» Supplied data
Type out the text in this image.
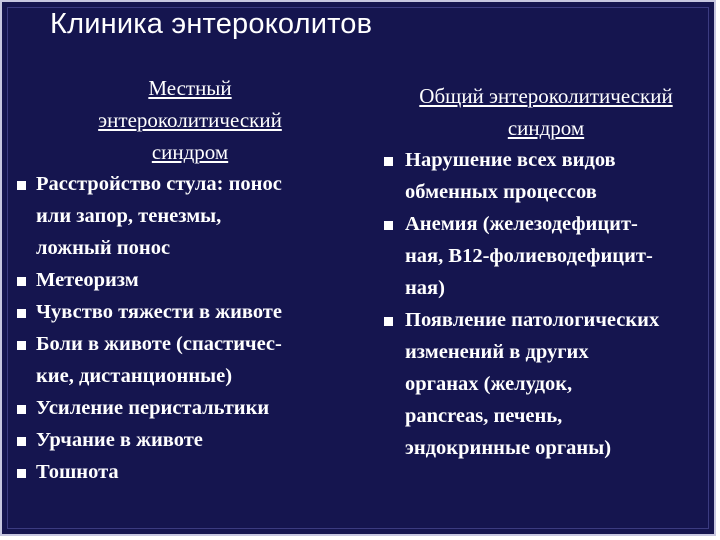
Клиника энтероколитов
Местный
энтероколитический
синдром
Расстройство стула: понос
или запор, тенезмы,
ложный понос
Метеоризм
Чувство тяжести в животе
Боли в животе (спастичес-
кие, дистанционные)
Усиление перистальтики
Урчание в животе
Тошнота
Общий энтероколитический
синдром
Нарушение всех видов
обменных процессов
Анемия (железодефицит-
ная, В12-фолиеводефицит-
ная)
Появление патологических
изменений в других
органах (желудок,
pancreas, печень,
эндокринные органы)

» Instructions to follow
Restate each entry word for word, leaving out any pictures.

» Written response
Type out the text in this image.
Клиника энтероколитов
Местный
энтероколитический
синдром
Расстройство стула: понос
или запор, тенезмы,
ложный понос
Метеоризм
Чувство тяжести в животе
Боли в животе (спастичес-
кие, дистанционные)
Усиление перистальтики
Урчание в животе
Тошнота
Общий энтероколитический
синдром
Нарушение всех видов
обменных процессов
Анемия (железодефицит-
ная, В12-фолиеводефицит-
ная)
Появление патологических
изменений в других
органах (желудок,
pancreas, печень,
эндокринные органы)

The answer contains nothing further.